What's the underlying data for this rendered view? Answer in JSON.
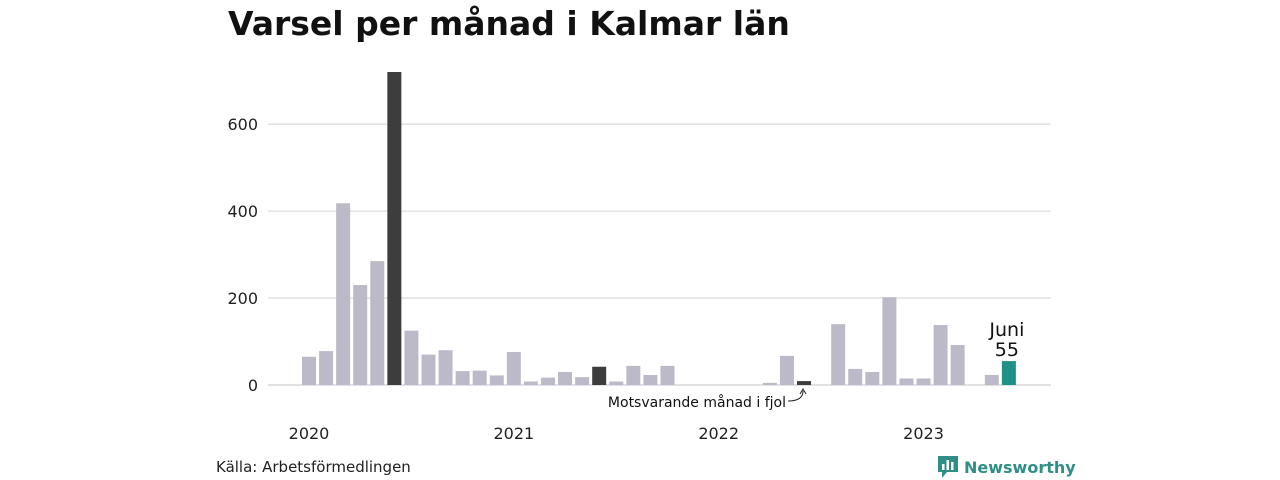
{
  "title": "Varsel per månad i Kalmar län",
  "source": "Källa: Arbetsförmedlingen",
  "brand": {
    "name": "Newsworthy",
    "icon": "newsworthy-logo-icon"
  },
  "colors": {
    "default_bar": "#bcbac9",
    "highlight_bar": "#3d3d3d",
    "current_bar": "#1f9186",
    "grid": "#dddddd",
    "brand": "#2f8f86"
  },
  "chart_data": {
    "type": "bar",
    "ylim": [
      0,
      720
    ],
    "yticks": [
      0,
      200,
      400,
      600
    ],
    "grid": true,
    "xtick_labels": [
      {
        "label": "2020",
        "index": 0
      },
      {
        "label": "2021",
        "index": 12
      },
      {
        "label": "2022",
        "index": 24
      },
      {
        "label": "2023",
        "index": 36
      }
    ],
    "months": [
      "2020-01",
      "2020-02",
      "2020-03",
      "2020-04",
      "2020-05",
      "2020-06",
      "2020-07",
      "2020-08",
      "2020-09",
      "2020-10",
      "2020-11",
      "2020-12",
      "2021-01",
      "2021-02",
      "2021-03",
      "2021-04",
      "2021-05",
      "2021-06",
      "2021-07",
      "2021-08",
      "2021-09",
      "2021-10",
      "2021-11",
      "2021-12",
      "2022-01",
      "2022-02",
      "2022-03",
      "2022-04",
      "2022-05",
      "2022-06",
      "2022-07",
      "2022-08",
      "2022-09",
      "2022-10",
      "2022-11",
      "2022-12",
      "2023-01",
      "2023-02",
      "2023-03",
      "2023-04",
      "2023-05",
      "2023-06"
    ],
    "values": [
      65,
      78,
      418,
      230,
      285,
      720,
      125,
      70,
      80,
      32,
      33,
      22,
      76,
      8,
      17,
      30,
      18,
      42,
      8,
      44,
      23,
      44,
      0,
      0,
      0,
      0,
      0,
      5,
      67,
      9,
      0,
      140,
      37,
      30,
      202,
      15,
      15,
      138,
      92,
      0,
      23,
      55
    ],
    "highlighted": [
      5,
      17,
      29
    ],
    "current": 41,
    "annotations": {
      "current_month": "Juni",
      "current_value": "55",
      "last_year": "Motsvarande månad i fjol"
    }
  }
}
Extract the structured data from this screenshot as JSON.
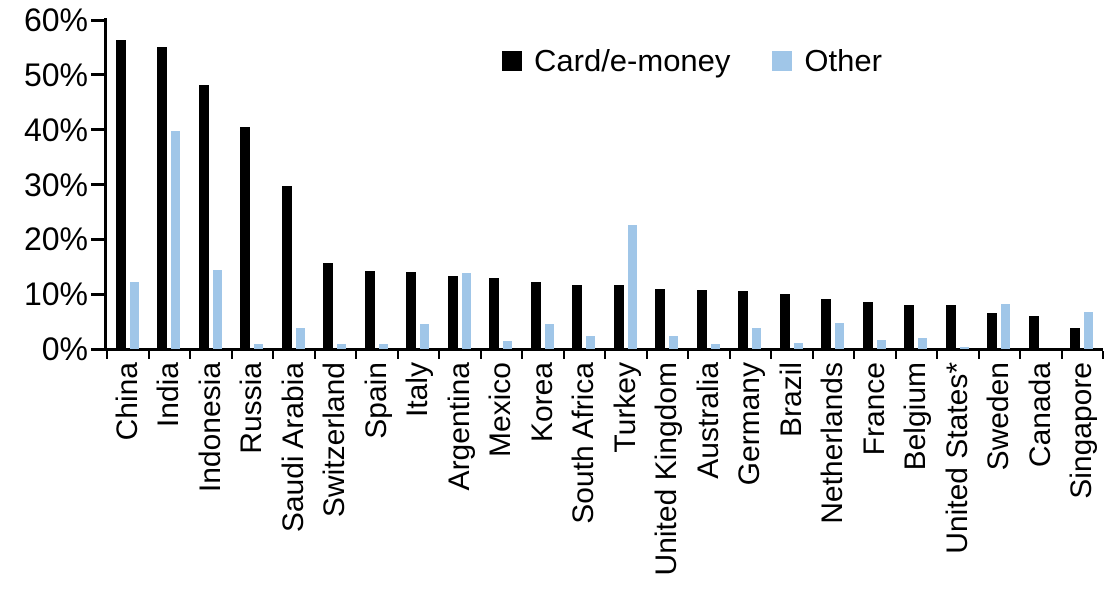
{
  "chart_data": {
    "type": "bar",
    "title": "",
    "xlabel": "",
    "ylabel": "",
    "categories": [
      "China",
      "India",
      "Indonesia",
      "Russia",
      "Saudi Arabia",
      "Switzerland",
      "Spain",
      "Italy",
      "Argentina",
      "Mexico",
      "Korea",
      "South Africa",
      "Turkey",
      "United Kingdom",
      "Australia",
      "Germany",
      "Brazil",
      "Netherlands",
      "France",
      "Belgium",
      "United States*",
      "Sweden",
      "Canada",
      "Singapore"
    ],
    "series": [
      {
        "name": "Card/e-money",
        "color": "#000000",
        "values": [
          56.3,
          55.0,
          48.2,
          40.4,
          29.8,
          15.6,
          14.2,
          14.0,
          13.4,
          13.0,
          12.2,
          11.7,
          11.6,
          10.9,
          10.8,
          10.6,
          10.0,
          9.2,
          8.6,
          8.1,
          8.0,
          6.6,
          6.1,
          3.9
        ]
      },
      {
        "name": "Other",
        "color": "#A0C6E8",
        "values": [
          12.3,
          39.7,
          14.5,
          1.0,
          3.9,
          0.9,
          0.9,
          4.5,
          13.8,
          1.4,
          4.6,
          2.3,
          22.6,
          2.3,
          1.0,
          3.9,
          1.1,
          4.7,
          1.6,
          2.0,
          0.4,
          8.2,
          0.0,
          6.7
        ]
      }
    ],
    "ylim": [
      0,
      60
    ],
    "ytick_step": 10,
    "ytick_labels": [
      "0%",
      "10%",
      "20%",
      "30%",
      "40%",
      "50%",
      "60%"
    ],
    "grid": false,
    "legend_position": "top-center"
  }
}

## Task details
Repeat the entries exactly. Pictures are excluded from the copy.

## Response for this exercise
What's the underlying data for this rendered view? Answer in JSON.
{
  "title": "Varsel per månad i Kalmar län",
  "source": "Källa: Arbetsförmedlingen",
  "brand": {
    "name": "Newsworthy",
    "icon": "newsworthy-logo-icon"
  },
  "colors": {
    "default_bar": "#bcbac9",
    "highlight_bar": "#3d3d3d",
    "current_bar": "#1f9186",
    "grid": "#dddddd",
    "brand": "#2f8f86"
  },
  "chart_data": {
    "type": "bar",
    "ylim": [
      0,
      720
    ],
    "yticks": [
      0,
      200,
      400,
      600
    ],
    "grid": true,
    "xtick_labels": [
      {
        "label": "2020",
        "index": 0
      },
      {
        "label": "2021",
        "index": 12
      },
      {
        "label": "2022",
        "index": 24
      },
      {
        "label": "2023",
        "index": 36
      }
    ],
    "months": [
      "2020-01",
      "2020-02",
      "2020-03",
      "2020-04",
      "2020-05",
      "2020-06",
      "2020-07",
      "2020-08",
      "2020-09",
      "2020-10",
      "2020-11",
      "2020-12",
      "2021-01",
      "2021-02",
      "2021-03",
      "2021-04",
      "2021-05",
      "2021-06",
      "2021-07",
      "2021-08",
      "2021-09",
      "2021-10",
      "2021-11",
      "2021-12",
      "2022-01",
      "2022-02",
      "2022-03",
      "2022-04",
      "2022-05",
      "2022-06",
      "2022-07",
      "2022-08",
      "2022-09",
      "2022-10",
      "2022-11",
      "2022-12",
      "2023-01",
      "2023-02",
      "2023-03",
      "2023-04",
      "2023-05",
      "2023-06"
    ],
    "values": [
      65,
      78,
      418,
      230,
      285,
      720,
      125,
      70,
      80,
      32,
      33,
      22,
      76,
      8,
      17,
      30,
      18,
      42,
      8,
      44,
      23,
      44,
      0,
      0,
      0,
      0,
      0,
      5,
      67,
      9,
      0,
      140,
      37,
      30,
      202,
      15,
      15,
      138,
      92,
      0,
      23,
      55
    ],
    "highlighted": [
      5,
      17,
      29
    ],
    "current": 41,
    "annotations": {
      "current_month": "Juni",
      "current_value": "55",
      "last_year": "Motsvarande månad i fjol"
    }
  }
}
Extract the structured data from this screenshot as JSON.
{
  "chart_data": {
    "type": "bar",
    "title": "",
    "xlabel": "",
    "ylabel": "",
    "categories": [
      "China",
      "India",
      "Indonesia",
      "Russia",
      "Saudi Arabia",
      "Switzerland",
      "Spain",
      "Italy",
      "Argentina",
      "Mexico",
      "Korea",
      "South Africa",
      "Turkey",
      "United Kingdom",
      "Australia",
      "Germany",
      "Brazil",
      "Netherlands",
      "France",
      "Belgium",
      "United States*",
      "Sweden",
      "Canada",
      "Singapore"
    ],
    "series": [
      {
        "name": "Card/e-money",
        "color": "#000000",
        "values": [
          56.3,
          55.0,
          48.2,
          40.4,
          29.8,
          15.6,
          14.2,
          14.0,
          13.4,
          13.0,
          12.2,
          11.7,
          11.6,
          10.9,
          10.8,
          10.6,
          10.0,
          9.2,
          8.6,
          8.1,
          8.0,
          6.6,
          6.1,
          3.9
        ]
      },
      {
        "name": "Other",
        "color": "#A0C6E8",
        "values": [
          12.3,
          39.7,
          14.5,
          1.0,
          3.9,
          0.9,
          0.9,
          4.5,
          13.8,
          1.4,
          4.6,
          2.3,
          22.6,
          2.3,
          1.0,
          3.9,
          1.1,
          4.7,
          1.6,
          2.0,
          0.4,
          8.2,
          0.0,
          6.7
        ]
      }
    ],
    "ylim": [
      0,
      60
    ],
    "ytick_step": 10,
    "ytick_labels": [
      "0%",
      "10%",
      "20%",
      "30%",
      "40%",
      "50%",
      "60%"
    ],
    "grid": false,
    "legend_position": "top-center"
  }
}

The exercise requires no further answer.